=== YOUR TASK ===
Once the data has been read, return all of it precisely as written.

=== ENTRIES SUPPLIED ===
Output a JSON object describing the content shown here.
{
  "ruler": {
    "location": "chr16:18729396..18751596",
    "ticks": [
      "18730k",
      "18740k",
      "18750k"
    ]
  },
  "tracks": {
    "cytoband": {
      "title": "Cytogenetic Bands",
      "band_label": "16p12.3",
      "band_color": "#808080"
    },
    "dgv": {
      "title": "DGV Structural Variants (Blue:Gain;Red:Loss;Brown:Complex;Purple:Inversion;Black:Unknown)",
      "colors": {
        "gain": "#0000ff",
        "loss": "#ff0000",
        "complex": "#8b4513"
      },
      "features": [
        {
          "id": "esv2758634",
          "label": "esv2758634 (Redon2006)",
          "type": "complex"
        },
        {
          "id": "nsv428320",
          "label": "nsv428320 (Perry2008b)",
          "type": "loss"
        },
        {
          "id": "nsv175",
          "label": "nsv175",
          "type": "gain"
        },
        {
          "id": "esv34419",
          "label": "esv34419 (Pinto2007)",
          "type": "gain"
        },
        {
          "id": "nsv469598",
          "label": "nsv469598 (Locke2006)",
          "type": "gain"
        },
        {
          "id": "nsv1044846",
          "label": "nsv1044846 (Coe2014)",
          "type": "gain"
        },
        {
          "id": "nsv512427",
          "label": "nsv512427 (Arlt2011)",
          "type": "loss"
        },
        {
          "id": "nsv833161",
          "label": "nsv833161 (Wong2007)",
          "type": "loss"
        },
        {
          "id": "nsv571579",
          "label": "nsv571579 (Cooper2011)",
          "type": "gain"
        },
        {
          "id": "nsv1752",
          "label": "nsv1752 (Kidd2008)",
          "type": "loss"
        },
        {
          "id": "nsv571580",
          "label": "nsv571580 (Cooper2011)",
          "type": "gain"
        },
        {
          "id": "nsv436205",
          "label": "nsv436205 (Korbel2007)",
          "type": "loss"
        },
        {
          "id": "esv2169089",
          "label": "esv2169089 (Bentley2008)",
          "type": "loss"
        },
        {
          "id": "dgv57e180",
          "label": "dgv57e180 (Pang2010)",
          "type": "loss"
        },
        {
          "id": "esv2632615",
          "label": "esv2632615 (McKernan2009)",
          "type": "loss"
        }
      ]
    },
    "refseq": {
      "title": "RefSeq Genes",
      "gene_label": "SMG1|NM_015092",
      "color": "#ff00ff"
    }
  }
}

=== RESULT ===
Output a JSON object describing the content shown here.
{
  "ruler": {
    "location": "chr16:18729396..18751596",
    "ticks": [
      "18730k",
      "18740k",
      "18750k"
    ]
  },
  "tracks": {
    "cytoband": {
      "title": "Cytogenetic Bands",
      "band_label": "16p12.3",
      "band_color": "#808080"
    },
    "dgv": {
      "title": "DGV Structural Variants (Blue:Gain;Red:Loss;Brown:Complex;Purple:Inversion;Black:Unknown)",
      "colors": {
        "gain": "#0000ff",
        "loss": "#ff0000",
        "complex": "#8b4513"
      },
      "features": [
        {
          "id": "esv2758634",
          "label": "esv2758634 (Redon2006)",
          "type": "complex"
        },
        {
          "id": "nsv428320",
          "label": "nsv428320 (Perry2008b)",
          "type": "loss"
        },
        {
          "id": "nsv175",
          "label": "nsv175",
          "type": "gain"
        },
        {
          "id": "esv34419",
          "label": "esv34419 (Pinto2007)",
          "type": "gain"
        },
        {
          "id": "nsv469598",
          "label": "nsv469598 (Locke2006)",
          "type": "gain"
        },
        {
          "id": "nsv1044846",
          "label": "nsv1044846 (Coe2014)",
          "type": "gain"
        },
        {
          "id": "nsv512427",
          "label": "nsv512427 (Arlt2011)",
          "type": "loss"
        },
        {
          "id": "nsv833161",
          "label": "nsv833161 (Wong2007)",
          "type": "loss"
        },
        {
          "id": "nsv571579",
          "label": "nsv571579 (Cooper2011)",
          "type": "gain"
        },
        {
          "id": "nsv1752",
          "label": "nsv1752 (Kidd2008)",
          "type": "loss"
        },
        {
          "id": "nsv571580",
          "label": "nsv571580 (Cooper2011)",
          "type": "gain"
        },
        {
          "id": "nsv436205",
          "label": "nsv436205 (Korbel2007)",
          "type": "loss"
        },
        {
          "id": "esv2169089",
          "label": "esv2169089 (Bentley2008)",
          "type": "loss"
        },
        {
          "id": "dgv57e180",
          "label": "dgv57e180 (Pang2010)",
          "type": "loss"
        },
        {
          "id": "esv2632615",
          "label": "esv2632615 (McKernan2009)",
          "type": "loss"
        }
      ]
    },
    "refseq": {
      "title": "RefSeq Genes",
      "gene_label": "SMG1|NM_015092",
      "color": "#ff00ff"
    }
  }
}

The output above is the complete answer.